**Task prompt**
Copy all lines holding the word "tertii" from the entries.

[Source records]
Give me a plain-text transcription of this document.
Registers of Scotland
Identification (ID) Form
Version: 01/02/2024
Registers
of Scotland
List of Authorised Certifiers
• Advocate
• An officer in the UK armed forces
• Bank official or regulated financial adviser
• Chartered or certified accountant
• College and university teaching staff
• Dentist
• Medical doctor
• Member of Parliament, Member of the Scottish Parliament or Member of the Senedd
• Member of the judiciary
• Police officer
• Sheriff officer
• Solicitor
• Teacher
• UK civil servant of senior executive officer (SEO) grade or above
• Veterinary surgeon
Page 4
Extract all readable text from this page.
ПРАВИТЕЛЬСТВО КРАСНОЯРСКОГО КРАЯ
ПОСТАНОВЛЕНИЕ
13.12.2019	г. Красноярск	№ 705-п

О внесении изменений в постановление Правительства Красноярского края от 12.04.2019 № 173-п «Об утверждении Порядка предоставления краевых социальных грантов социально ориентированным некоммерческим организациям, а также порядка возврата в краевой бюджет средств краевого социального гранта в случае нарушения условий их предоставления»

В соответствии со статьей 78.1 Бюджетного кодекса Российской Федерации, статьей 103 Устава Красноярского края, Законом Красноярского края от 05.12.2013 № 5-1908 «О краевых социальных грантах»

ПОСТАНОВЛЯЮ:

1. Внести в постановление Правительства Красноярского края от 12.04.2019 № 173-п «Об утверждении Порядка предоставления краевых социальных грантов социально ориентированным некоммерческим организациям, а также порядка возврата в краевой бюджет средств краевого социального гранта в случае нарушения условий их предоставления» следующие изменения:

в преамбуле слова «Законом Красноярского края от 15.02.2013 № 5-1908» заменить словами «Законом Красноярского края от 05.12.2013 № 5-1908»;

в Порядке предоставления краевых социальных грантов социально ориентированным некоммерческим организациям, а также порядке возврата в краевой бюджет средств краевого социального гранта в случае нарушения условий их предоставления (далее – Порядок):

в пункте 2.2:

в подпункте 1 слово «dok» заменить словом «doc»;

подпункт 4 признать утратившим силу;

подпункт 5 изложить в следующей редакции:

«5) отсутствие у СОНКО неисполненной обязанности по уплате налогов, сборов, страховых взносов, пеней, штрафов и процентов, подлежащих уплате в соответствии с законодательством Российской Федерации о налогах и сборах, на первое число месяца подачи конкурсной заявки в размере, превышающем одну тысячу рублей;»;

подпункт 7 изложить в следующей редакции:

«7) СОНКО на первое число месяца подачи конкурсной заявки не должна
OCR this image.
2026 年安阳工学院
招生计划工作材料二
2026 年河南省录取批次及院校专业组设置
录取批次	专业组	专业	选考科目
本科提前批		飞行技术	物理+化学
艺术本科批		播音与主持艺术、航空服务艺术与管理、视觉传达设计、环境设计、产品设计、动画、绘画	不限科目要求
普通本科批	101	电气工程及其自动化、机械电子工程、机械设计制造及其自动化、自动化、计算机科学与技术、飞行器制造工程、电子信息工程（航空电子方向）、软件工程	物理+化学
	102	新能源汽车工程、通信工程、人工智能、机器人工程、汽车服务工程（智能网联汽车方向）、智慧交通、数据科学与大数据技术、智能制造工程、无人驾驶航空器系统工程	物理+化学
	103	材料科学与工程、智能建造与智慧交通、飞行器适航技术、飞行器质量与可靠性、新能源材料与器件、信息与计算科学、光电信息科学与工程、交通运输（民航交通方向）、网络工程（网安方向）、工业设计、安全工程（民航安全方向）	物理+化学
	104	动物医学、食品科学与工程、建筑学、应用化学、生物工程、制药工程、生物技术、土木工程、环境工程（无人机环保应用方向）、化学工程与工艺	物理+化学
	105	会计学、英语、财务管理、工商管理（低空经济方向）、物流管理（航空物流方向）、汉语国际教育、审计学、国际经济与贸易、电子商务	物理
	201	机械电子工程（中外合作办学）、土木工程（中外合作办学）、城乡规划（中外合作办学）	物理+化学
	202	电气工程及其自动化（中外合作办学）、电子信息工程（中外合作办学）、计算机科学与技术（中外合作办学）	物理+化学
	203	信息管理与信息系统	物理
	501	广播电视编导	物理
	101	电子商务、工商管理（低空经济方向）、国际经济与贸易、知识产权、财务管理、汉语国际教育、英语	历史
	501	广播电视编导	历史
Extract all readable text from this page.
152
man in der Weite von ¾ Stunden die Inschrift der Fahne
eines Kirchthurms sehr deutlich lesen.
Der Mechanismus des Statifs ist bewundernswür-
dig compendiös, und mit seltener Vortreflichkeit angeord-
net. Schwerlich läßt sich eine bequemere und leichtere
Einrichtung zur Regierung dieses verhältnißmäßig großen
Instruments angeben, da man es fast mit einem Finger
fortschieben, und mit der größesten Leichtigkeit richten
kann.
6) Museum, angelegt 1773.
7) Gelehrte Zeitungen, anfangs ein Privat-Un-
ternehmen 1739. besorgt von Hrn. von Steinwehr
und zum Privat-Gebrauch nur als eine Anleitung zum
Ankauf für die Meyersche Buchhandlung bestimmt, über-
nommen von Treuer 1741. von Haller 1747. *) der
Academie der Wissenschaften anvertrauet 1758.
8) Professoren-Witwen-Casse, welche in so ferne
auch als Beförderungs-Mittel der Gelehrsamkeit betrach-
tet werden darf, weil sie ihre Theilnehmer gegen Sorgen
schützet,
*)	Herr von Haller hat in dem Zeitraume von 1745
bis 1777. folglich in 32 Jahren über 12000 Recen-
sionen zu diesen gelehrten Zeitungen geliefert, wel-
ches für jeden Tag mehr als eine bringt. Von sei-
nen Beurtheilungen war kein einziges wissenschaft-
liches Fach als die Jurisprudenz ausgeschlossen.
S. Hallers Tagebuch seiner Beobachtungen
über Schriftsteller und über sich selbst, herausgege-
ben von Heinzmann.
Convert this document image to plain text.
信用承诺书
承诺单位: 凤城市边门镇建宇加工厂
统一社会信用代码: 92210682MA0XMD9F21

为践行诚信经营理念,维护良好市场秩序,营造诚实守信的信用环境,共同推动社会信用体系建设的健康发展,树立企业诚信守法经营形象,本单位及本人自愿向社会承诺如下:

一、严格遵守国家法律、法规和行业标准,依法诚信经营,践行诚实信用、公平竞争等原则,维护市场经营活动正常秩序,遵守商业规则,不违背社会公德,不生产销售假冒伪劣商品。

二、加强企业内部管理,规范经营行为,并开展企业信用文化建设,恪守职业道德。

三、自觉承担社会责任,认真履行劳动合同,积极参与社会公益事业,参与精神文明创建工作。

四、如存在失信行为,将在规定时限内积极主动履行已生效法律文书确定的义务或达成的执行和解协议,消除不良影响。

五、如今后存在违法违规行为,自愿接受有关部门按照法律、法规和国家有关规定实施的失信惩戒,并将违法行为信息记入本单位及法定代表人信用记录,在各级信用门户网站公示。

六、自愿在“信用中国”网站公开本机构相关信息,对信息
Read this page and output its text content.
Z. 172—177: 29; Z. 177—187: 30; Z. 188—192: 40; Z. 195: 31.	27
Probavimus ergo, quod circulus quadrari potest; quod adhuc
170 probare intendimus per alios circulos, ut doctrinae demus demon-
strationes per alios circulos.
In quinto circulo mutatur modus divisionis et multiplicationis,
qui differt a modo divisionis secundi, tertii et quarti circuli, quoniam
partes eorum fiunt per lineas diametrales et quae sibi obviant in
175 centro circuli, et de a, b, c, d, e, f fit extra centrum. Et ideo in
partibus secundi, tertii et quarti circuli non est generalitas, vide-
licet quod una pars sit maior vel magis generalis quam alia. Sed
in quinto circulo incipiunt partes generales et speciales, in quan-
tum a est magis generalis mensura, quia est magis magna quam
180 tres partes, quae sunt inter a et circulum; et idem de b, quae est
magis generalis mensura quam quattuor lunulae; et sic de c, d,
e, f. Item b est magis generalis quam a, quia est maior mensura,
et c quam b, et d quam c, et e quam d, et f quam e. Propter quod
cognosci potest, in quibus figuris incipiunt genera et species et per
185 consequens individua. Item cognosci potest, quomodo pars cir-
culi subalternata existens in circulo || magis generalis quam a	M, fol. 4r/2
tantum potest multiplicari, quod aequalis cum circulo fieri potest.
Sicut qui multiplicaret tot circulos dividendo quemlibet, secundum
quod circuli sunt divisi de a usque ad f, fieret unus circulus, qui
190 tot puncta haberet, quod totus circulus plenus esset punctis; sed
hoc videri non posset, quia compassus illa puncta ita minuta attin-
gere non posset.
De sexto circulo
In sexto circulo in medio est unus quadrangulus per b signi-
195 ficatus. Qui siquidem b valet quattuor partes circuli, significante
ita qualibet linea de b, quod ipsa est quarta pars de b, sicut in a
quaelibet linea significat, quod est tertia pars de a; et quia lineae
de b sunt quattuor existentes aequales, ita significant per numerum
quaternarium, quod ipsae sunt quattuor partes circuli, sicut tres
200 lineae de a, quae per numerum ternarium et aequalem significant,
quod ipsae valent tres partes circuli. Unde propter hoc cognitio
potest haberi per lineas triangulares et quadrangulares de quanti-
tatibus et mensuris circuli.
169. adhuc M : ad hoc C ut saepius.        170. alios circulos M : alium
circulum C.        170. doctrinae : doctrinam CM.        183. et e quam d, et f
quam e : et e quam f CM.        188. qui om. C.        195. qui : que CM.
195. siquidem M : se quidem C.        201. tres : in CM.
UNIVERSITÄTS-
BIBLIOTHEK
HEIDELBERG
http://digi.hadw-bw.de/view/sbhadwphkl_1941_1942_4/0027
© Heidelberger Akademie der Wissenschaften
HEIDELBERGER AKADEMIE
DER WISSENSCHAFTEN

**Answer in full**
qui differt a modo divisionis secundi, tertii et quarti circuli, quoniam
partibus secundi, tertii et quarti circuli non est generalitas, vide-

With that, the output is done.